** start Supplied records **

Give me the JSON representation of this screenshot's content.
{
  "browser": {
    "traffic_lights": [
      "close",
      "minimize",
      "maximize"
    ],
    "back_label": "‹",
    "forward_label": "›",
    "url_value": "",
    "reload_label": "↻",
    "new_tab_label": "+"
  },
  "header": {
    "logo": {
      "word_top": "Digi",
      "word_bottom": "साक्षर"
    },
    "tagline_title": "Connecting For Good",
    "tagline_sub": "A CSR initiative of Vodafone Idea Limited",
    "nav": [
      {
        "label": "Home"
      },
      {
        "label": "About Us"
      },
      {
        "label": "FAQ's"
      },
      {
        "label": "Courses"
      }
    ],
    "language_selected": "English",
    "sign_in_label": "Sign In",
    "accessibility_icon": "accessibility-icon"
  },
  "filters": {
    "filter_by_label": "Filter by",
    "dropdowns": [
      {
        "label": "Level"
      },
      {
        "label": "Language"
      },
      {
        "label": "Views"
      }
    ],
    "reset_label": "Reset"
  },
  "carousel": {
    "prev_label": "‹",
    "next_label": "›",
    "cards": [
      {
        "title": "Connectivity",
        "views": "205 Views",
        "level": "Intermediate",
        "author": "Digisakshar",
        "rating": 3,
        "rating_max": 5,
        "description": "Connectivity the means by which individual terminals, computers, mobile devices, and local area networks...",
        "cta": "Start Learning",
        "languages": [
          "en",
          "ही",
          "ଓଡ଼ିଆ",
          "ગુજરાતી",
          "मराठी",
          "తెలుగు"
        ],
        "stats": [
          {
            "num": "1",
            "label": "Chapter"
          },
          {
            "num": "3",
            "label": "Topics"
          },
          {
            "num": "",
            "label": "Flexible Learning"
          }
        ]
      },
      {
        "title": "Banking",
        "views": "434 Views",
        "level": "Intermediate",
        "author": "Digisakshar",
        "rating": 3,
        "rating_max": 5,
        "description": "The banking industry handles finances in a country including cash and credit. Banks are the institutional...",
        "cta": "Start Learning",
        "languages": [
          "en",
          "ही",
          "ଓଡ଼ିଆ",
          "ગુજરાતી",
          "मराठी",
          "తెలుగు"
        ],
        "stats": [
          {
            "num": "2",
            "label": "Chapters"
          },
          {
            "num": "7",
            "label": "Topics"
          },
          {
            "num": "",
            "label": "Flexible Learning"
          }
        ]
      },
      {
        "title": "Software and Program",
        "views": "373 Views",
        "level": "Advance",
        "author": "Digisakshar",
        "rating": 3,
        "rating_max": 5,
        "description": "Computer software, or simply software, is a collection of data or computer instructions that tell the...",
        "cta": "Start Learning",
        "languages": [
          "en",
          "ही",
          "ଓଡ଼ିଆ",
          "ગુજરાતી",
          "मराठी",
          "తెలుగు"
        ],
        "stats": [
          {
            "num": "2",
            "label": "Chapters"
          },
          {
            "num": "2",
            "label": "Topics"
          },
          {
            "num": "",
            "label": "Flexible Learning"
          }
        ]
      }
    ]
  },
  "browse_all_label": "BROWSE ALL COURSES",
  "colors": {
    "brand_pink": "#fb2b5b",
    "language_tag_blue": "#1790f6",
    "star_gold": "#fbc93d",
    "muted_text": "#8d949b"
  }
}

** end Supplied records **

# Instructions for the task
Write out all records exactly, keeping every detail.

# Solution for this task
Give me the JSON representation of this screenshot's content.
{
  "browser": {
    "traffic_lights": [
      "close",
      "minimize",
      "maximize"
    ],
    "back_label": "‹",
    "forward_label": "›",
    "url_value": "",
    "reload_label": "↻",
    "new_tab_label": "+"
  },
  "header": {
    "logo": {
      "word_top": "Digi",
      "word_bottom": "साक्षर"
    },
    "tagline_title": "Connecting For Good",
    "tagline_sub": "A CSR initiative of Vodafone Idea Limited",
    "nav": [
      {
        "label": "Home"
      },
      {
        "label": "About Us"
      },
      {
        "label": "FAQ's"
      },
      {
        "label": "Courses"
      }
    ],
    "language_selected": "English",
    "sign_in_label": "Sign In",
    "accessibility_icon": "accessibility-icon"
  },
  "filters": {
    "filter_by_label": "Filter by",
    "dropdowns": [
      {
        "label": "Level"
      },
      {
        "label": "Language"
      },
      {
        "label": "Views"
      }
    ],
    "reset_label": "Reset"
  },
  "carousel": {
    "prev_label": "‹",
    "next_label": "›",
    "cards": [
      {
        "title": "Connectivity",
        "views": "205 Views",
        "level": "Intermediate",
        "author": "Digisakshar",
        "rating": 3,
        "rating_max": 5,
        "description": "Connectivity the means by which individual terminals, computers, mobile devices, and local area networks...",
        "cta": "Start Learning",
        "languages": [
          "en",
          "ही",
          "ଓଡ଼ିଆ",
          "ગુજરાતી",
          "मराठी",
          "తెలుగు"
        ],
        "stats": [
          {
            "num": "1",
            "label": "Chapter"
          },
          {
            "num": "3",
            "label": "Topics"
          },
          {
            "num": "",
            "label": "Flexible Learning"
          }
        ]
      },
      {
        "title": "Banking",
        "views": "434 Views",
        "level": "Intermediate",
        "author": "Digisakshar",
        "rating": 3,
        "rating_max": 5,
        "description": "The banking industry handles finances in a country including cash and credit. Banks are the institutional...",
        "cta": "Start Learning",
        "languages": [
          "en",
          "ही",
          "ଓଡ଼ିଆ",
          "ગુજરાતી",
          "मराठी",
          "తెలుగు"
        ],
        "stats": [
          {
            "num": "2",
            "label": "Chapters"
          },
          {
            "num": "7",
            "label": "Topics"
          },
          {
            "num": "",
            "label": "Flexible Learning"
          }
        ]
      },
      {
        "title": "Software and Program",
        "views": "373 Views",
        "level": "Advance",
        "author": "Digisakshar",
        "rating": 3,
        "rating_max": 5,
        "description": "Computer software, or simply software, is a collection of data or computer instructions that tell the...",
        "cta": "Start Learning",
        "languages": [
          "en",
          "ही",
          "ଓଡ଼ିଆ",
          "ગુજરાતી",
          "मराठी",
          "తెలుగు"
        ],
        "stats": [
          {
            "num": "2",
            "label": "Chapters"
          },
          {
            "num": "2",
            "label": "Topics"
          },
          {
            "num": "",
            "label": "Flexible Learning"
          }
        ]
      }
    ]
  },
  "browse_all_label": "BROWSE ALL COURSES",
  "colors": {
    "brand_pink": "#fb2b5b",
    "language_tag_blue": "#1790f6",
    "star_gold": "#fbc93d",
    "muted_text": "#8d949b"
  }
}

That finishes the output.